(RECORD SET):
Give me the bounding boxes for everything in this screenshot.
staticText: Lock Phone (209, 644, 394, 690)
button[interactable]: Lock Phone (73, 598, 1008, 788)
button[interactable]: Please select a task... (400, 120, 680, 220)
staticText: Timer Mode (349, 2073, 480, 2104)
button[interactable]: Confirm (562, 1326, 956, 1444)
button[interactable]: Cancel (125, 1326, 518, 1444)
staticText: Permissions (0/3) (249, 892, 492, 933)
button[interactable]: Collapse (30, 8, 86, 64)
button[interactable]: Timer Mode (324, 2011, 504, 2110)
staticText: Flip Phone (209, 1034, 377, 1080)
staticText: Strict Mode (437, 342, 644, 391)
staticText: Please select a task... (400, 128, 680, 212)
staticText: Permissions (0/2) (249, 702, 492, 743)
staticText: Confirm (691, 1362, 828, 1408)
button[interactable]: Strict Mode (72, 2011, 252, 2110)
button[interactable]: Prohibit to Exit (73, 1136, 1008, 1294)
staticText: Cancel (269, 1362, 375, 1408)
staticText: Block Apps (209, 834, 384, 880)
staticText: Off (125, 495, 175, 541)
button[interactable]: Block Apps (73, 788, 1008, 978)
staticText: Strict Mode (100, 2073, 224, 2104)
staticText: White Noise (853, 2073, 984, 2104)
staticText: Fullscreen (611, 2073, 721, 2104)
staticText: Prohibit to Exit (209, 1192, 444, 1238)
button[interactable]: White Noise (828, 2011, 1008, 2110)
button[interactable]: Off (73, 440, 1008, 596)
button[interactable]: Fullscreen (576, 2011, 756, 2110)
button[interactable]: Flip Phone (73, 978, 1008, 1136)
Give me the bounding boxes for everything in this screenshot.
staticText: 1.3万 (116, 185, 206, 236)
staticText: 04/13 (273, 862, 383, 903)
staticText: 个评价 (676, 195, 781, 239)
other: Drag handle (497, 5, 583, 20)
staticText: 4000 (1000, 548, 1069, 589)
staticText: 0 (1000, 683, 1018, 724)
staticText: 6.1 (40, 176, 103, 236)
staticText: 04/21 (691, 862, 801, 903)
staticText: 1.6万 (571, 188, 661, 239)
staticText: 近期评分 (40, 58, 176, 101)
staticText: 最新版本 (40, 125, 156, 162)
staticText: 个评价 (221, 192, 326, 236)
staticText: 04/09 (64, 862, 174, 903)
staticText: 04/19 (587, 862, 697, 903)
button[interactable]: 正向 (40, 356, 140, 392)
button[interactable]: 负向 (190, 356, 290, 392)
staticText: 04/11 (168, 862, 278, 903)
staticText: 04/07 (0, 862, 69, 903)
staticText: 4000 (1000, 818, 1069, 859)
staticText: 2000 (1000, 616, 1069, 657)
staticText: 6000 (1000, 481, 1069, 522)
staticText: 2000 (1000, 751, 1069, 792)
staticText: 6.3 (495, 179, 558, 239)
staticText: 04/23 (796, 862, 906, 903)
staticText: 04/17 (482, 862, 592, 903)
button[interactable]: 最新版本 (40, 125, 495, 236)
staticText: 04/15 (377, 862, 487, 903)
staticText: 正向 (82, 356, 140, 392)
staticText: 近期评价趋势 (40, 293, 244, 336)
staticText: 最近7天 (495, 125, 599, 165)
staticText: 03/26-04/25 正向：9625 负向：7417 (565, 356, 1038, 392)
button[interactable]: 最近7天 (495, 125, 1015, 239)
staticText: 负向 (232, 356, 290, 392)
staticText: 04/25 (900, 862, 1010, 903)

(CHALLENGE):
Render every line of the records above as a JSON list of strings, one string per line, omitting any blank lines.

(FINISHED ANSWER):
[
  "Give me the bounding boxes for everything in this screenshot.",
  "staticText: Lock Phone (209, 644, 394, 690)",
  "button[interactable]: Lock Phone (73, 598, 1008, 788)",
  "button[interactable]: Please select a task... (400, 120, 680, 220)",
  "staticText: Timer Mode (349, 2073, 480, 2104)",
  "button[interactable]: Confirm (562, 1326, 956, 1444)",
  "button[interactable]: Cancel (125, 1326, 518, 1444)",
  "staticText: Permissions (0/3) (249, 892, 492, 933)",
  "button[interactable]: Collapse (30, 8, 86, 64)",
  "button[interactable]: Timer Mode (324, 2011, 504, 2110)",
  "staticText: Flip Phone (209, 1034, 377, 1080)",
  "staticText: Strict Mode (437, 342, 644, 391)",
  "staticText: Please select a task... (400, 128, 680, 212)",
  "staticText: Permissions (0/2) (249, 702, 492, 743)",
  "staticText: Confirm (691, 1362, 828, 1408)",
  "button[interactable]: Strict Mode (72, 2011, 252, 2110)",
  "button[interactable]: Prohibit to Exit (73, 1136, 1008, 1294)",
  "staticText: Cancel (269, 1362, 375, 1408)",
  "staticText: Block Apps (209, 834, 384, 880)",
  "staticText: Off (125, 495, 175, 541)",
  "button[interactable]: Block Apps (73, 788, 1008, 978)",
  "staticText: Strict Mode (100, 2073, 224, 2104)",
  "staticText: White Noise (853, 2073, 984, 2104)",
  "staticText: Fullscreen (611, 2073, 721, 2104)",
  "staticText: Prohibit to Exit (209, 1192, 444, 1238)",
  "button[interactable]: White Noise (828, 2011, 1008, 2110)",
  "button[interactable]: Off (73, 440, 1008, 596)",
  "button[interactable]: Fullscreen (576, 2011, 756, 2110)",
  "button[interactable]: Flip Phone (73, 978, 1008, 1136)",
  "Give me the bounding boxes for everything in this screenshot.",
  "staticText: 1.3万 (116, 185, 206, 236)",
  "staticText: 04/13 (273, 862, 383, 903)",
  "staticText: 个评价 (676, 195, 781, 239)",
  "other: Drag handle (497, 5, 583, 20)",
  "staticText: 4000 (1000, 548, 1069, 589)",
  "staticText: 0 (1000, 683, 1018, 724)",
  "staticText: 6.1 (40, 176, 103, 236)",
  "staticText: 04/21 (691, 862, 801, 903)",
  "staticText: 1.6万 (571, 188, 661, 239)",
  "staticText: 近期评分 (40, 58, 176, 101)",
  "staticText: 最新版本 (40, 125, 156, 162)",
  "staticText: 个评价 (221, 192, 326, 236)",
  "staticText: 04/09 (64, 862, 174, 903)",
  "staticText: 04/19 (587, 862, 697, 903)",
  "button[interactable]: 正向 (40, 356, 140, 392)",
  "button[interactable]: 负向 (190, 356, 290, 392)",
  "staticText: 04/11 (168, 862, 278, 903)",
  "staticText: 04/07 (0, 862, 69, 903)",
  "staticText: 4000 (1000, 818, 1069, 859)",
  "staticText: 2000 (1000, 616, 1069, 657)",
  "staticText: 6000 (1000, 481, 1069, 522)",
  "staticText: 2000 (1000, 751, 1069, 792)",
  "staticText: 6.3 (495, 179, 558, 239)",
  "staticText: 04/23 (796, 862, 906, 903)",
  "staticText: 04/17 (482, 862, 592, 903)",
  "button[interactable]: 最新版本 (40, 125, 495, 236)",
  "staticText: 04/15 (377, 862, 487, 903)",
  "staticText: 正向 (82, 356, 140, 392)",
  "staticText: 近期评价趋势 (40, 293, 244, 336)",
  "staticText: 最近7天 (495, 125, 599, 165)",
  "staticText: 03/26-04/25 正向：9625 负向：7417 (565, 356, 1038, 392)",
  "button[interactable]: 最近7天 (495, 125, 1015, 239)",
  "staticText: 负向 (232, 356, 290, 392)",
  "staticText: 04/25 (900, 862, 1010, 903)"
]